[Data excerpts]
--------------------------------
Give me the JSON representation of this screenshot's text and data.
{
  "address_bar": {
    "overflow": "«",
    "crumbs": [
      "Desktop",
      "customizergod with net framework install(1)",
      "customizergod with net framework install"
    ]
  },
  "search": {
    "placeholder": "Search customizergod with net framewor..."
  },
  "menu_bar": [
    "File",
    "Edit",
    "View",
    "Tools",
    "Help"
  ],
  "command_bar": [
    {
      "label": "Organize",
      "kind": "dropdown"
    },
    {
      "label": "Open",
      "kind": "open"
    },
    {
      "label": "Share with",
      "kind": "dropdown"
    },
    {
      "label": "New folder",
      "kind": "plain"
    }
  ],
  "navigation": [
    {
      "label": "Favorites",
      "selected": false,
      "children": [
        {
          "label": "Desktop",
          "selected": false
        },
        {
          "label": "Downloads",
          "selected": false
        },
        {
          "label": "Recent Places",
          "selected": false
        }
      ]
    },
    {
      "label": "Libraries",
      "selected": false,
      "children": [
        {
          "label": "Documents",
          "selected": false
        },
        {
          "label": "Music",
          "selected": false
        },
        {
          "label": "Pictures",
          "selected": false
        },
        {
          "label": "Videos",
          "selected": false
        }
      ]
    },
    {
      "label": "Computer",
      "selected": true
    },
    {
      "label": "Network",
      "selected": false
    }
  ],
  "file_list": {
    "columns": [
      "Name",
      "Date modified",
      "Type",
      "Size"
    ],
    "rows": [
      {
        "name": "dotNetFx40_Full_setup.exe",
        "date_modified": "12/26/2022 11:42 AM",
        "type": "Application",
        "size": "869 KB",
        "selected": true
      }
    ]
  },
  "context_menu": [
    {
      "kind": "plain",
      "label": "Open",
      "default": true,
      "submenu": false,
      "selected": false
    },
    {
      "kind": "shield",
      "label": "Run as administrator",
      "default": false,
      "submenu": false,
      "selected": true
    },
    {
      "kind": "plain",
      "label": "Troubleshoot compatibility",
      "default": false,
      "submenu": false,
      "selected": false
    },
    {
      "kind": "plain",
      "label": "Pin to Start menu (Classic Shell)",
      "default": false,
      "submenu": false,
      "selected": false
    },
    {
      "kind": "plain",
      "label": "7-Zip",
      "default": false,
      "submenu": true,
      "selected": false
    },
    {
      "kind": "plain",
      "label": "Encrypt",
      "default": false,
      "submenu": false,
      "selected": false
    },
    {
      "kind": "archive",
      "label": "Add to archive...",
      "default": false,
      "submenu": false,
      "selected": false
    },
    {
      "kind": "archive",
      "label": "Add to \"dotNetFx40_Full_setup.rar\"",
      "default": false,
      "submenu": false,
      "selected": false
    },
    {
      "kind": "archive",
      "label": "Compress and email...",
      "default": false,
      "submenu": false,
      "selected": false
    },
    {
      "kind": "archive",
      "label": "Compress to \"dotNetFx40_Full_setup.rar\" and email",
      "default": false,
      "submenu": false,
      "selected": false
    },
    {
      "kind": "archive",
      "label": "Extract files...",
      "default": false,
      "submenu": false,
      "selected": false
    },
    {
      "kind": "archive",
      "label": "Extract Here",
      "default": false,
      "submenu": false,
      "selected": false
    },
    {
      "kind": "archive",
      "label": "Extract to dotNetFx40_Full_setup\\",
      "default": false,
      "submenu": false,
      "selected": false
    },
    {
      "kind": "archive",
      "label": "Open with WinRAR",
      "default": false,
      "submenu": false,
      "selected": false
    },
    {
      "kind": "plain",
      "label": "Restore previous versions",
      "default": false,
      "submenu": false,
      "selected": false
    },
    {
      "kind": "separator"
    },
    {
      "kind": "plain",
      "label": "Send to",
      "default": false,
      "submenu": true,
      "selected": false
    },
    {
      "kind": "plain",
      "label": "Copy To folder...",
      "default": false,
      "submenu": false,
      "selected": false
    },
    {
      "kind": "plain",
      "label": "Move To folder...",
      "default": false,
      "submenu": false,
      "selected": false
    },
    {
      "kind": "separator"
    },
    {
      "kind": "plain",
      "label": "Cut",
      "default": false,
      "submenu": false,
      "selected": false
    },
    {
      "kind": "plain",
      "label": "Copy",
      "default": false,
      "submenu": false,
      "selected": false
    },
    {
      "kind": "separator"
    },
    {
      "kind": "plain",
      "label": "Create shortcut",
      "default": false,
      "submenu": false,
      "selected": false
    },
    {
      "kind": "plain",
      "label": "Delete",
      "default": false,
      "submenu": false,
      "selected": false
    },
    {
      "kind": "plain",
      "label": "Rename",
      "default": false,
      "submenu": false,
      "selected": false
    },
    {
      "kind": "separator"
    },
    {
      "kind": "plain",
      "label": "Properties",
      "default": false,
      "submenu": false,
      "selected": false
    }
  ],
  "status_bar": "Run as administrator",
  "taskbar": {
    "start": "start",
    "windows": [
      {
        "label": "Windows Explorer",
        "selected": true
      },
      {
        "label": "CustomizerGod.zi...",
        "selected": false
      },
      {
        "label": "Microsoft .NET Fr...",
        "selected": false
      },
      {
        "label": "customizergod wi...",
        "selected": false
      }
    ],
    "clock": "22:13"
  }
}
--------------------------------
- [OBJECTIVE]: Using the listing above, reproduce each line without omission.

- [RESPONSE BELOW]:
Give me the JSON representation of this screenshot's text and data.
{
  "address_bar": {
    "overflow": "«",
    "crumbs": [
      "Desktop",
      "customizergod with net framework install(1)",
      "customizergod with net framework install"
    ]
  },
  "search": {
    "placeholder": "Search customizergod with net framewor..."
  },
  "menu_bar": [
    "File",
    "Edit",
    "View",
    "Tools",
    "Help"
  ],
  "command_bar": [
    {
      "label": "Organize",
      "kind": "dropdown"
    },
    {
      "label": "Open",
      "kind": "open"
    },
    {
      "label": "Share with",
      "kind": "dropdown"
    },
    {
      "label": "New folder",
      "kind": "plain"
    }
  ],
  "navigation": [
    {
      "label": "Favorites",
      "selected": false,
      "children": [
        {
          "label": "Desktop",
          "selected": false
        },
        {
          "label": "Downloads",
          "selected": false
        },
        {
          "label": "Recent Places",
          "selected": false
        }
      ]
    },
    {
      "label": "Libraries",
      "selected": false,
      "children": [
        {
          "label": "Documents",
          "selected": false
        },
        {
          "label": "Music",
          "selected": false
        },
        {
          "label": "Pictures",
          "selected": false
        },
        {
          "label": "Videos",
          "selected": false
        }
      ]
    },
    {
      "label": "Computer",
      "selected": true
    },
    {
      "label": "Network",
      "selected": false
    }
  ],
  "file_list": {
    "columns": [
      "Name",
      "Date modified",
      "Type",
      "Size"
    ],
    "rows": [
      {
        "name": "dotNetFx40_Full_setup.exe",
        "date_modified": "12/26/2022 11:42 AM",
        "type": "Application",
        "size": "869 KB",
        "selected": true
      }
    ]
  },
  "context_menu": [
    {
      "kind": "plain",
      "label": "Open",
      "default": true,
      "submenu": false,
      "selected": false
    },
    {
      "kind": "shield",
      "label": "Run as administrator",
      "default": false,
      "submenu": false,
      "selected": true
    },
    {
      "kind": "plain",
      "label": "Troubleshoot compatibility",
      "default": false,
      "submenu": false,
      "selected": false
    },
    {
      "kind": "plain",
      "label": "Pin to Start menu (Classic Shell)",
      "default": false,
      "submenu": false,
      "selected": false
    },
    {
      "kind": "plain",
      "label": "7-Zip",
      "default": false,
      "submenu": true,
      "selected": false
    },
    {
      "kind": "plain",
      "label": "Encrypt",
      "default": false,
      "submenu": false,
      "selected": false
    },
    {
      "kind": "archive",
      "label": "Add to archive...",
      "default": false,
      "submenu": false,
      "selected": false
    },
    {
      "kind": "archive",
      "label": "Add to \"dotNetFx40_Full_setup.rar\"",
      "default": false,
      "submenu": false,
      "selected": false
    },
    {
      "kind": "archive",
      "label": "Compress and email...",
      "default": false,
      "submenu": false,
      "selected": false
    },
    {
      "kind": "archive",
      "label": "Compress to \"dotNetFx40_Full_setup.rar\" and email",
      "default": false,
      "submenu": false,
      "selected": false
    },
    {
      "kind": "archive",
      "label": "Extract files...",
      "default": false,
      "submenu": false,
      "selected": false
    },
    {
      "kind": "archive",
      "label": "Extract Here",
      "default": false,
      "submenu": false,
      "selected": false
    },
    {
      "kind": "archive",
      "label": "Extract to dotNetFx40_Full_setup\\",
      "default": false,
      "submenu": false,
      "selected": false
    },
    {
      "kind": "archive",
      "label": "Open with WinRAR",
      "default": false,
      "submenu": false,
      "selected": false
    },
    {
      "kind": "plain",
      "label": "Restore previous versions",
      "default": false,
      "submenu": false,
      "selected": false
    },
    {
      "kind": "separator"
    },
    {
      "kind": "plain",
      "label": "Send to",
      "default": false,
      "submenu": true,
      "selected": false
    },
    {
      "kind": "plain",
      "label": "Copy To folder...",
      "default": false,
      "submenu": false,
      "selected": false
    },
    {
      "kind": "plain",
      "label": "Move To folder...",
      "default": false,
      "submenu": false,
      "selected": false
    },
    {
      "kind": "separator"
    },
    {
      "kind": "plain",
      "label": "Cut",
      "default": false,
      "submenu": false,
      "selected": false
    },
    {
      "kind": "plain",
      "label": "Copy",
      "default": false,
      "submenu": false,
      "selected": false
    },
    {
      "kind": "separator"
    },
    {
      "kind": "plain",
      "label": "Create shortcut",
      "default": false,
      "submenu": false,
      "selected": false
    },
    {
      "kind": "plain",
      "label": "Delete",
      "default": false,
      "submenu": false,
      "selected": false
    },
    {
      "kind": "plain",
      "label": "Rename",
      "default": false,
      "submenu": false,
      "selected": false
    },
    {
      "kind": "separator"
    },
    {
      "kind": "plain",
      "label": "Properties",
      "default": false,
      "submenu": false,
      "selected": false
    }
  ],
  "status_bar": "Run as administrator",
  "taskbar": {
    "start": "start",
    "windows": [
      {
        "label": "Windows Explorer",
        "selected": true
      },
      {
        "label": "CustomizerGod.zi...",
        "selected": false
      },
      {
        "label": "Microsoft .NET Fr...",
        "selected": false
      },
      {
        "label": "customizergod wi...",
        "selected": false
      }
    ],
    "clock": "22:13"
  }
}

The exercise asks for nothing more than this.